Source data ▸
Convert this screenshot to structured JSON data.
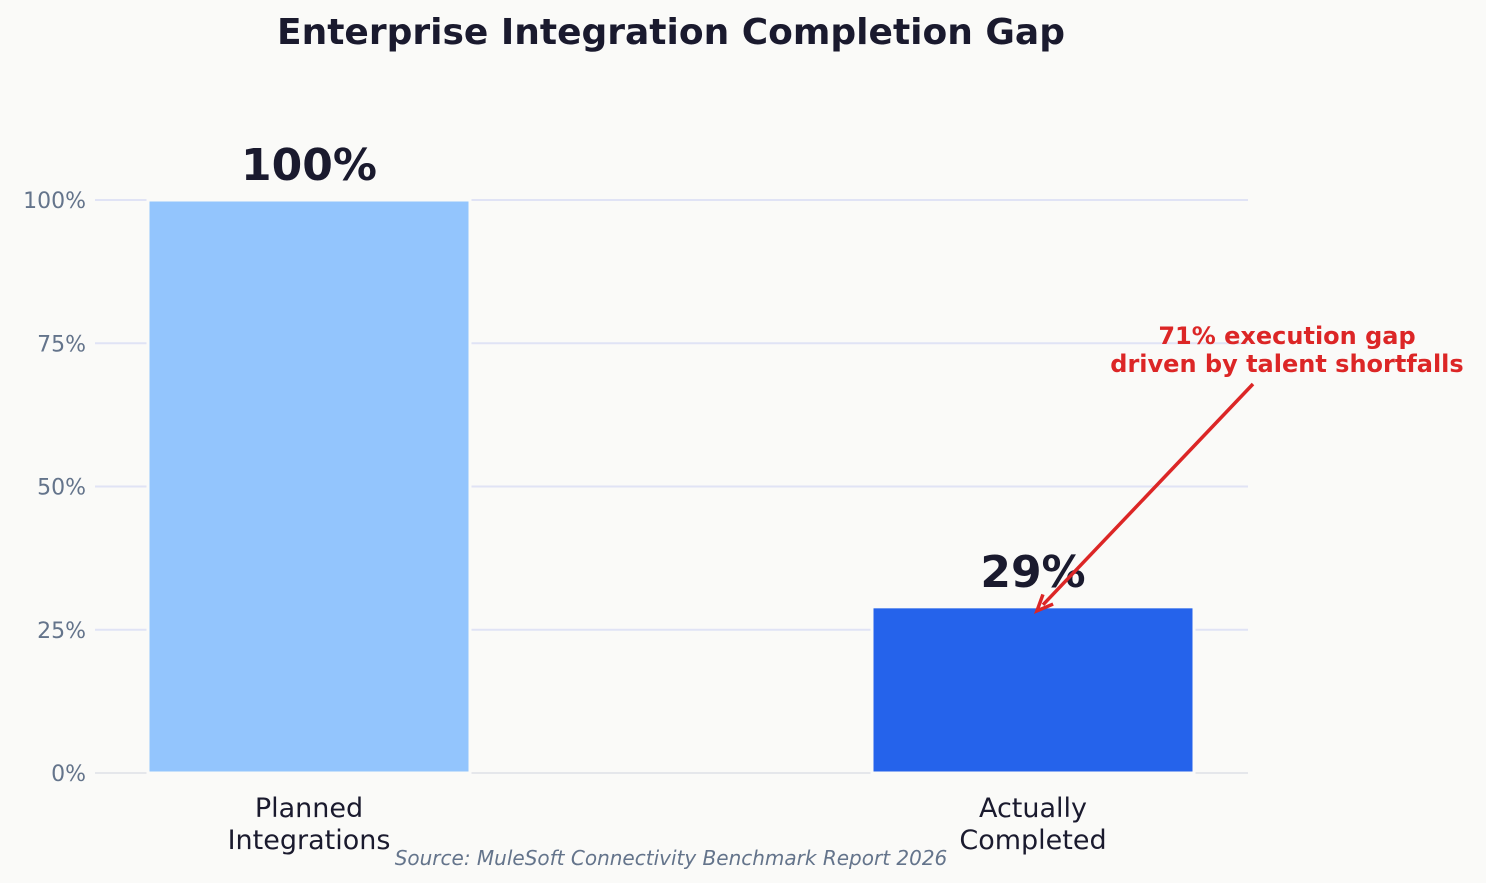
{
  "chart_data": {
    "type": "bar",
    "title": "Enterprise Integration Completion Gap",
    "categories": [
      [
        "Planned",
        "Integrations"
      ],
      [
        "Actually",
        "Completed"
      ]
    ],
    "values": [
      100,
      29
    ],
    "data_labels": [
      "100%",
      "29%"
    ],
    "bar_colors": [
      "#93c5fd",
      "#2563eb"
    ],
    "ylim": [
      0,
      100
    ],
    "yticks": [
      0,
      25,
      50,
      75,
      100
    ],
    "ytick_labels": [
      "0%",
      "25%",
      "50%",
      "75%",
      "100%"
    ],
    "grid": true,
    "annotation": {
      "lines": [
        "71% execution gap",
        "driven by talent shortfalls"
      ],
      "color": "#dc2626",
      "points_to_category": 1,
      "points_to_value": 29
    },
    "source": "Source: MuleSoft Connectivity Benchmark Report 2026"
  }
}
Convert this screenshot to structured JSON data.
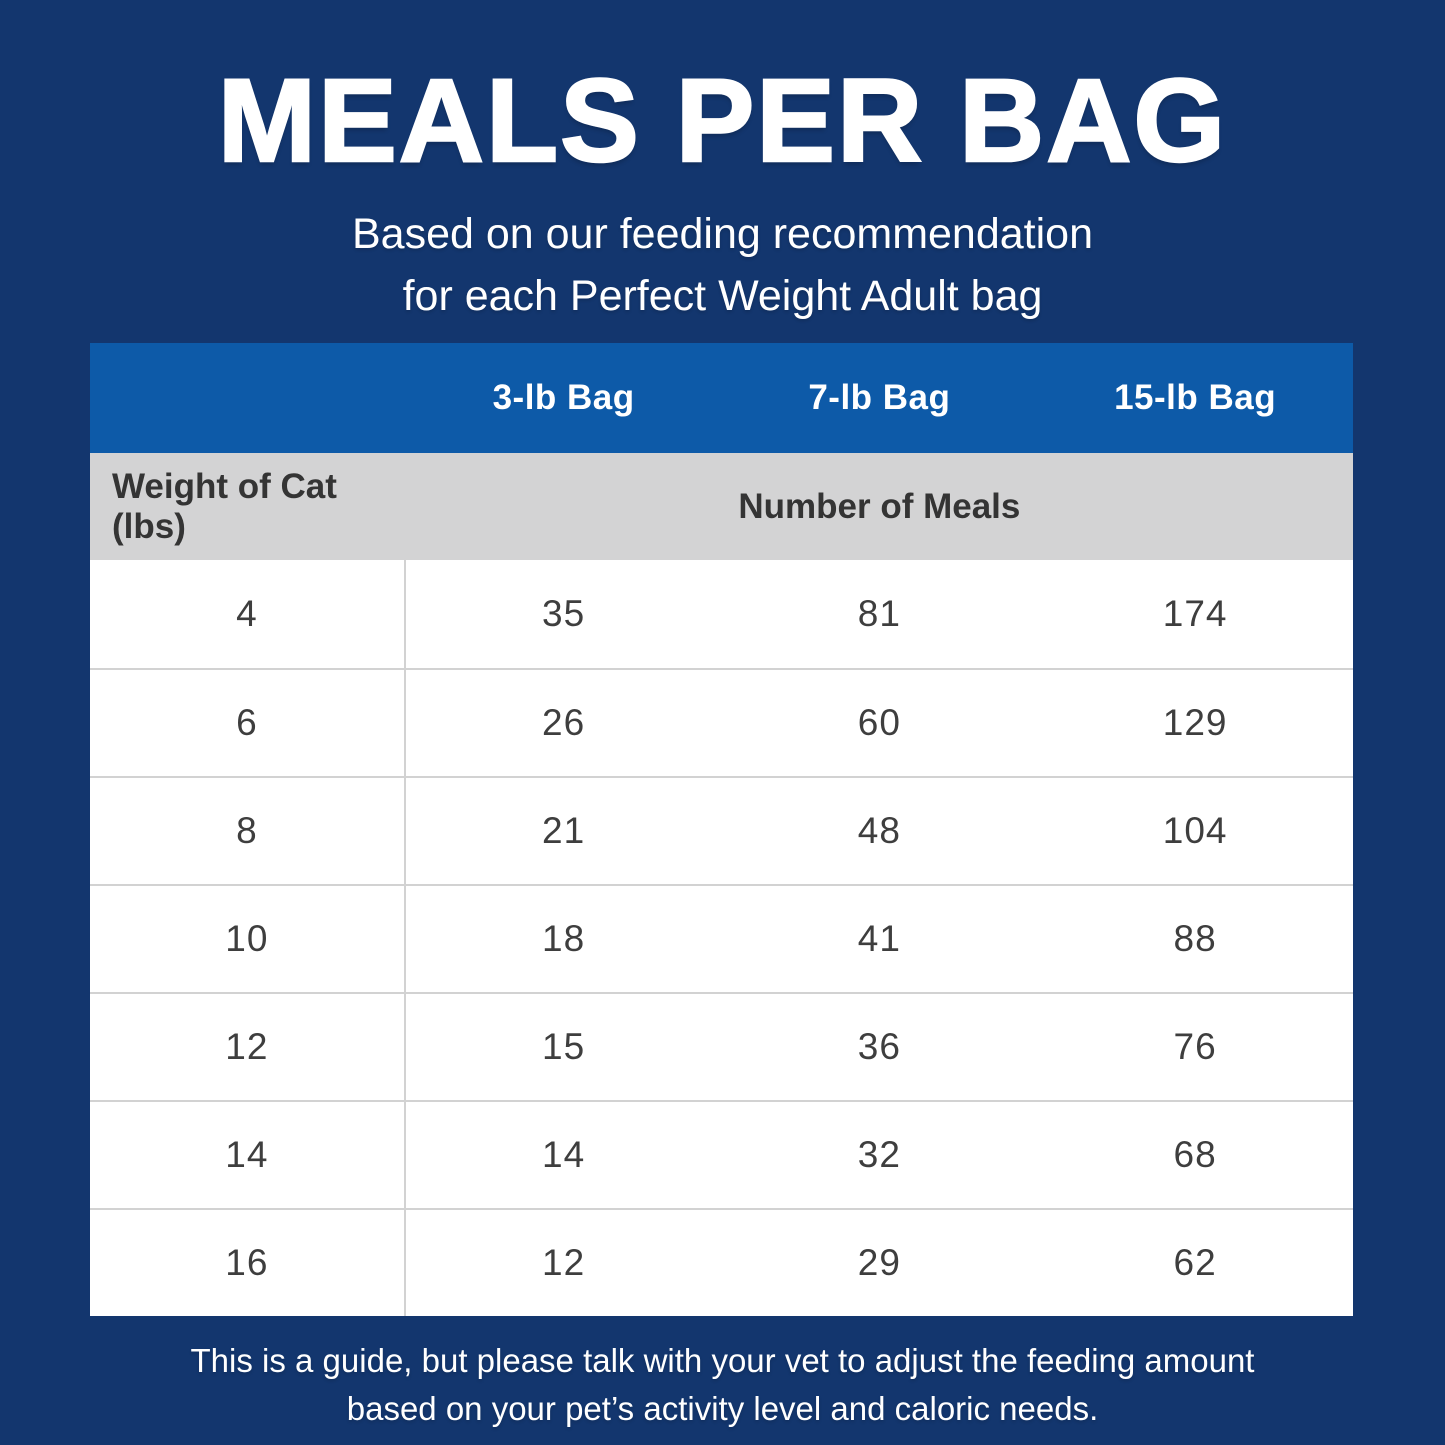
{
  "title": "MEALS PER BAG",
  "subtitle": {
    "line1": "Based on our feeding recommendation",
    "line2": "for each Perfect Weight Adult bag"
  },
  "table": {
    "bag_headers": [
      "3-lb Bag",
      "7-lb Bag",
      "15-lb Bag"
    ],
    "weight_header": "Weight of Cat (lbs)",
    "meals_header": "Number of Meals",
    "rows": [
      [
        "4",
        "35",
        "81",
        "174"
      ],
      [
        "6",
        "26",
        "60",
        "129"
      ],
      [
        "8",
        "21",
        "48",
        "104"
      ],
      [
        "10",
        "18",
        "41",
        "88"
      ],
      [
        "12",
        "15",
        "36",
        "76"
      ],
      [
        "14",
        "14",
        "32",
        "68"
      ],
      [
        "16",
        "12",
        "29",
        "62"
      ]
    ]
  },
  "footer": {
    "line1": "This is a guide, but please talk with your vet to adjust the feeding amount",
    "line2": "based on your pet’s activity level and caloric needs."
  },
  "colors": {
    "bg": "#13366e",
    "header_blue": "#0d5aa8",
    "subheader_gray": "#d3d3d4",
    "divider": "#d2d2d2",
    "text_dark": "#3e3e3e",
    "white": "#ffffff"
  },
  "chart_data": {
    "type": "table",
    "title": "MEALS PER BAG",
    "subtitle": "Based on our feeding recommendation for each Perfect Weight Adult bag",
    "columns": [
      "Weight of Cat (lbs)",
      "3-lb Bag",
      "7-lb Bag",
      "15-lb Bag"
    ],
    "rows": [
      [
        4,
        35,
        81,
        174
      ],
      [
        6,
        26,
        60,
        129
      ],
      [
        8,
        21,
        48,
        104
      ],
      [
        10,
        18,
        41,
        88
      ],
      [
        12,
        15,
        36,
        76
      ],
      [
        14,
        14,
        32,
        68
      ],
      [
        16,
        12,
        29,
        62
      ]
    ],
    "note": "This is a guide, but please talk with your vet to adjust the feeding amount based on your pet’s activity level and caloric needs."
  }
}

Exercise description ▸
Reproduce all of the entries word for word, skipping any pictures they hold.

Complete response ▸
Convert this screenshot to structured JSON data.
{
  "chart_data": {
    "type": "bar",
    "title": "Enterprise Integration Completion Gap",
    "categories": [
      [
        "Planned",
        "Integrations"
      ],
      [
        "Actually",
        "Completed"
      ]
    ],
    "values": [
      100,
      29
    ],
    "data_labels": [
      "100%",
      "29%"
    ],
    "bar_colors": [
      "#93c5fd",
      "#2563eb"
    ],
    "ylim": [
      0,
      100
    ],
    "yticks": [
      0,
      25,
      50,
      75,
      100
    ],
    "ytick_labels": [
      "0%",
      "25%",
      "50%",
      "75%",
      "100%"
    ],
    "grid": true,
    "annotation": {
      "lines": [
        "71% execution gap",
        "driven by talent shortfalls"
      ],
      "color": "#dc2626",
      "points_to_category": 1,
      "points_to_value": 29
    },
    "source": "Source: MuleSoft Connectivity Benchmark Report 2026"
  }
}
Convert this screenshot to structured JSON data.
{
  "title": "MEALS PER BAG",
  "subtitle": {
    "line1": "Based on our feeding recommendation",
    "line2": "for each Perfect Weight Adult bag"
  },
  "table": {
    "bag_headers": [
      "3-lb Bag",
      "7-lb Bag",
      "15-lb Bag"
    ],
    "weight_header": "Weight of Cat (lbs)",
    "meals_header": "Number of Meals",
    "rows": [
      [
        "4",
        "35",
        "81",
        "174"
      ],
      [
        "6",
        "26",
        "60",
        "129"
      ],
      [
        "8",
        "21",
        "48",
        "104"
      ],
      [
        "10",
        "18",
        "41",
        "88"
      ],
      [
        "12",
        "15",
        "36",
        "76"
      ],
      [
        "14",
        "14",
        "32",
        "68"
      ],
      [
        "16",
        "12",
        "29",
        "62"
      ]
    ]
  },
  "footer": {
    "line1": "This is a guide, but please talk with your vet to adjust the feeding amount",
    "line2": "based on your pet’s activity level and caloric needs."
  },
  "colors": {
    "bg": "#13366e",
    "header_blue": "#0d5aa8",
    "subheader_gray": "#d3d3d4",
    "divider": "#d2d2d2",
    "text_dark": "#3e3e3e",
    "white": "#ffffff"
  },
  "chart_data": {
    "type": "table",
    "title": "MEALS PER BAG",
    "subtitle": "Based on our feeding recommendation for each Perfect Weight Adult bag",
    "columns": [
      "Weight of Cat (lbs)",
      "3-lb Bag",
      "7-lb Bag",
      "15-lb Bag"
    ],
    "rows": [
      [
        4,
        35,
        81,
        174
      ],
      [
        6,
        26,
        60,
        129
      ],
      [
        8,
        21,
        48,
        104
      ],
      [
        10,
        18,
        41,
        88
      ],
      [
        12,
        15,
        36,
        76
      ],
      [
        14,
        14,
        32,
        68
      ],
      [
        16,
        12,
        29,
        62
      ]
    ],
    "note": "This is a guide, but please talk with your vet to adjust the feeding amount based on your pet’s activity level and caloric needs."
  }
}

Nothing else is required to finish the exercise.